- [EXERCISE GOAL]: Quote the listing in full, exactly as given, minus any pictures.

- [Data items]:
>> Begin
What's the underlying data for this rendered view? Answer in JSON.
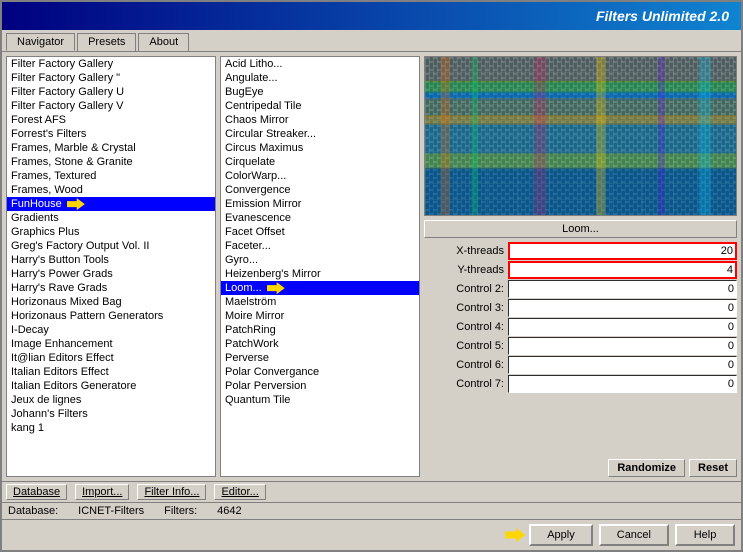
{
  "title": "Filters Unlimited 2.0",
  "tabs": [
    {
      "id": "navigator",
      "label": "Navigator",
      "active": true
    },
    {
      "id": "presets",
      "label": "Presets",
      "active": false
    },
    {
      "id": "about",
      "label": "About",
      "active": false
    }
  ],
  "left_list": {
    "items": [
      "Filter Factory Gallery U",
      "Filter Factory Gallery V",
      "Forest AFS",
      "Forrest's Filters",
      "Frames, Marble & Crystal",
      "Frames, Stone & Granite",
      "Frames, Textured",
      "Frames, Wood",
      "FunHouse",
      "Gradients",
      "Graphics Plus",
      "Greg's Factory Output Vol. II",
      "Harry's Button Tools",
      "Harry's Power Grads",
      "Harry's Rave Grads",
      "Horizonaus Mixed Bag",
      "Horizonaus Pattern Generators",
      "I-Decay",
      "Image Enhancement",
      "It@lian Editors Effect",
      "Italian Editors Effect",
      "Italian Editors Generatore",
      "Jeux de lignes",
      "Johann's Filters",
      "kang 1"
    ],
    "selected_index": 8,
    "scroll_items": [
      "Filter Factory Gallery",
      "Filter Factory Gallery \""
    ]
  },
  "filter_list": {
    "items": [
      "Acid Litho...",
      "Angulate...",
      "BugEye",
      "Centripedal Tile",
      "Chaos Mirror",
      "Circular Streaker...",
      "Circus Maximus",
      "Cirquelate",
      "ColorWarp...",
      "Convergence",
      "Emission Mirror",
      "Evanescence",
      "Facet Offset",
      "Faceter...",
      "Gyro...",
      "Heizenberg's Mirror",
      "Loom...",
      "Maelström",
      "Moire Mirror",
      "PatchRing",
      "PatchWork",
      "Perverse",
      "Polar Convergance",
      "Polar Perversion",
      "Quantum Tile"
    ],
    "selected_index": 16
  },
  "preview": {
    "has_image": true
  },
  "loom_button": "Loom...",
  "controls": [
    {
      "label": "X-threads",
      "value": "20",
      "highlighted": true
    },
    {
      "label": "Y-threads",
      "value": "4",
      "highlighted": true
    },
    {
      "label": "Control 2:",
      "value": "0",
      "highlighted": false
    },
    {
      "label": "Control 3:",
      "value": "0",
      "highlighted": false
    },
    {
      "label": "Control 4:",
      "value": "0",
      "highlighted": false
    },
    {
      "label": "Control 5:",
      "value": "0",
      "highlighted": false
    },
    {
      "label": "Control 6:",
      "value": "0",
      "highlighted": false
    },
    {
      "label": "Control 7:",
      "value": "0",
      "highlighted": false
    }
  ],
  "toolbar": {
    "database": "Database",
    "import": "Import...",
    "filter_info": "Filter Info...",
    "editor": "Editor...",
    "randomize": "Randomize",
    "reset": "Reset"
  },
  "status": {
    "database_label": "Database:",
    "database_value": "ICNET-Filters",
    "filters_label": "Filters:",
    "filters_value": "4642"
  },
  "action_buttons": {
    "apply": "Apply",
    "cancel": "Cancel",
    "help": "Help"
  }
}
>> End
- [ANSWER TO THIS TASK]:
What's the underlying data for this rendered view? Answer in JSON.
{
  "title": "Filters Unlimited 2.0",
  "tabs": [
    {
      "id": "navigator",
      "label": "Navigator",
      "active": true
    },
    {
      "id": "presets",
      "label": "Presets",
      "active": false
    },
    {
      "id": "about",
      "label": "About",
      "active": false
    }
  ],
  "left_list": {
    "items": [
      "Filter Factory Gallery U",
      "Filter Factory Gallery V",
      "Forest AFS",
      "Forrest's Filters",
      "Frames, Marble & Crystal",
      "Frames, Stone & Granite",
      "Frames, Textured",
      "Frames, Wood",
      "FunHouse",
      "Gradients",
      "Graphics Plus",
      "Greg's Factory Output Vol. II",
      "Harry's Button Tools",
      "Harry's Power Grads",
      "Harry's Rave Grads",
      "Horizonaus Mixed Bag",
      "Horizonaus Pattern Generators",
      "I-Decay",
      "Image Enhancement",
      "It@lian Editors Effect",
      "Italian Editors Effect",
      "Italian Editors Generatore",
      "Jeux de lignes",
      "Johann's Filters",
      "kang 1"
    ],
    "selected_index": 8,
    "scroll_items": [
      "Filter Factory Gallery",
      "Filter Factory Gallery \""
    ]
  },
  "filter_list": {
    "items": [
      "Acid Litho...",
      "Angulate...",
      "BugEye",
      "Centripedal Tile",
      "Chaos Mirror",
      "Circular Streaker...",
      "Circus Maximus",
      "Cirquelate",
      "ColorWarp...",
      "Convergence",
      "Emission Mirror",
      "Evanescence",
      "Facet Offset",
      "Faceter...",
      "Gyro...",
      "Heizenberg's Mirror",
      "Loom...",
      "Maelström",
      "Moire Mirror",
      "PatchRing",
      "PatchWork",
      "Perverse",
      "Polar Convergance",
      "Polar Perversion",
      "Quantum Tile"
    ],
    "selected_index": 16
  },
  "preview": {
    "has_image": true
  },
  "loom_button": "Loom...",
  "controls": [
    {
      "label": "X-threads",
      "value": "20",
      "highlighted": true
    },
    {
      "label": "Y-threads",
      "value": "4",
      "highlighted": true
    },
    {
      "label": "Control 2:",
      "value": "0",
      "highlighted": false
    },
    {
      "label": "Control 3:",
      "value": "0",
      "highlighted": false
    },
    {
      "label": "Control 4:",
      "value": "0",
      "highlighted": false
    },
    {
      "label": "Control 5:",
      "value": "0",
      "highlighted": false
    },
    {
      "label": "Control 6:",
      "value": "0",
      "highlighted": false
    },
    {
      "label": "Control 7:",
      "value": "0",
      "highlighted": false
    }
  ],
  "toolbar": {
    "database": "Database",
    "import": "Import...",
    "filter_info": "Filter Info...",
    "editor": "Editor...",
    "randomize": "Randomize",
    "reset": "Reset"
  },
  "status": {
    "database_label": "Database:",
    "database_value": "ICNET-Filters",
    "filters_label": "Filters:",
    "filters_value": "4642"
  },
  "action_buttons": {
    "apply": "Apply",
    "cancel": "Cancel",
    "help": "Help"
  }
}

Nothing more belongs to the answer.